■ **PROBLEM STATEMENT**
Extract every line where the string "lbin" appears.

■ **SUPPLIED MATERIAL**
________________________________________

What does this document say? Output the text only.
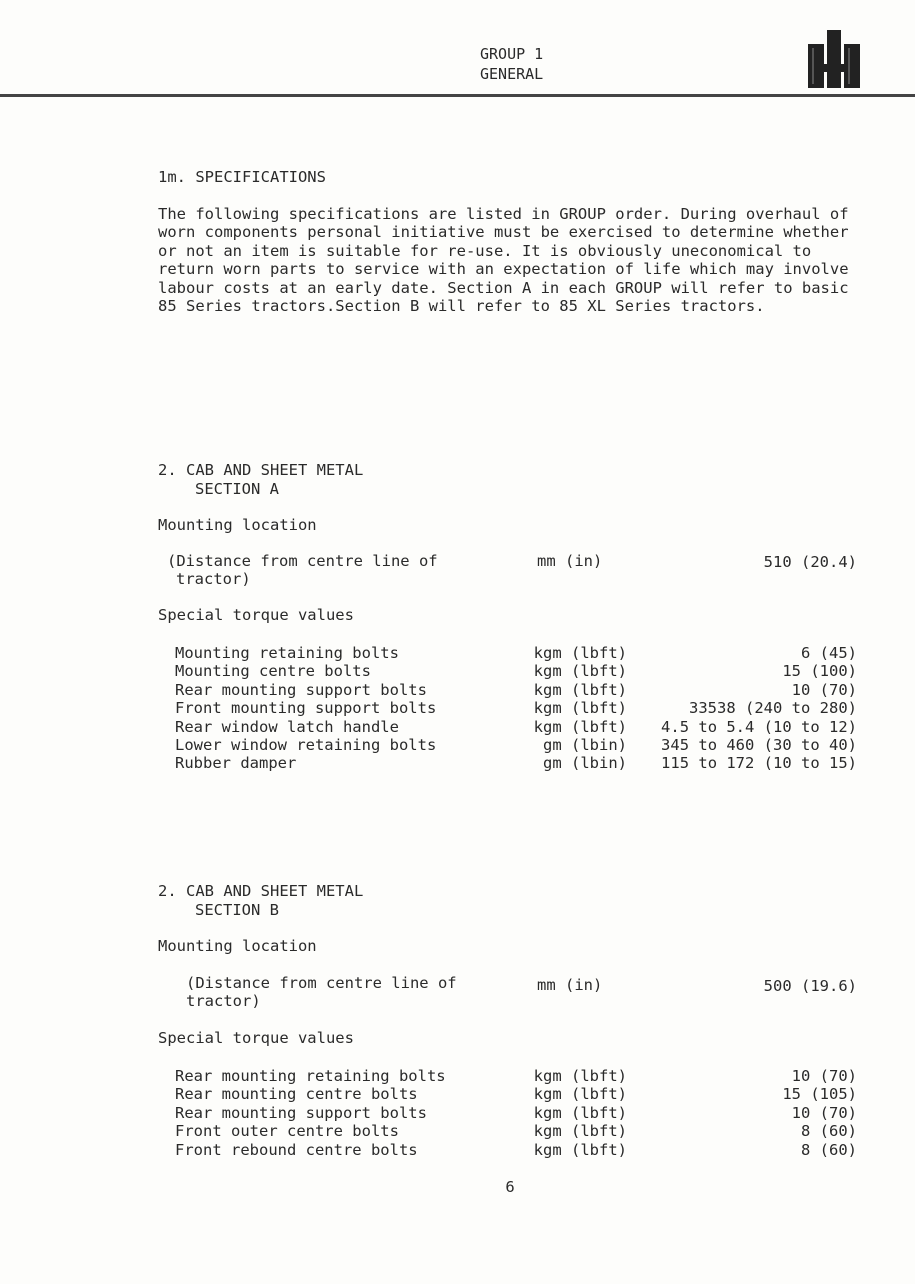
GROUP 1
GENERAL
1m. SPECIFICATIONS
The following specifications are listed in GROUP order. During overhaul of
worn components personal initiative must be exercised to determine whether
or not an item is suitable for re-use. It is obviously uneconomical to
return worn parts to service with an expectation of life which may involve
labour costs at an early date. Section A in each GROUP will refer to basic
85 Series tractors.Section B will refer to 85 XL Series tractors.
2. CAB AND SHEET METAL
SECTION A
Mounting location
(Distance from centre line of
tractor)
mm (in)	510 (20.4)
Special torque values
Mounting retaining bolts	kgm (lbft)	6 (45)
Mounting centre bolts	kgm (lbft)	15 (100)
Rear mounting support bolts	kgm (lbft)	10 (70)
Front mounting support bolts	kgm (lbft)	33538 (240 to 280)
Rear window latch handle	kgm (lbft) 4.5 to 5.4 (10 to 12)
Lower window retaining bolts	gm (lbin) 345 to 460 (30 to 40)
Rubber damper	gm (lbin) 115 to 172 (10 to 15)
2. CAB AND SHEET METAL
SECTION B
Mounting location
(Distance from centre line of
tractor)
mm (in)	500 (19.6)
Special torque values
Rear mounting retaining bolts	kgm (lbft)	10 (70)
Rear mounting centre bolts	kgm (lbft)	15 (105)
Rear mounting support bolts	kgm (lbft)	10 (70)
Front outer centre bolts	kgm (lbft)	8 (60)
Front rebound centre bolts	kgm (lbft)	8 (60)
6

________________________________________

■ **REPLY TO THE TASK**
Lower window retaining bolts	gm (lbin) 345 to 460 (30 to 40)
Rubber damper	gm (lbin) 115 to 172 (10 to 15)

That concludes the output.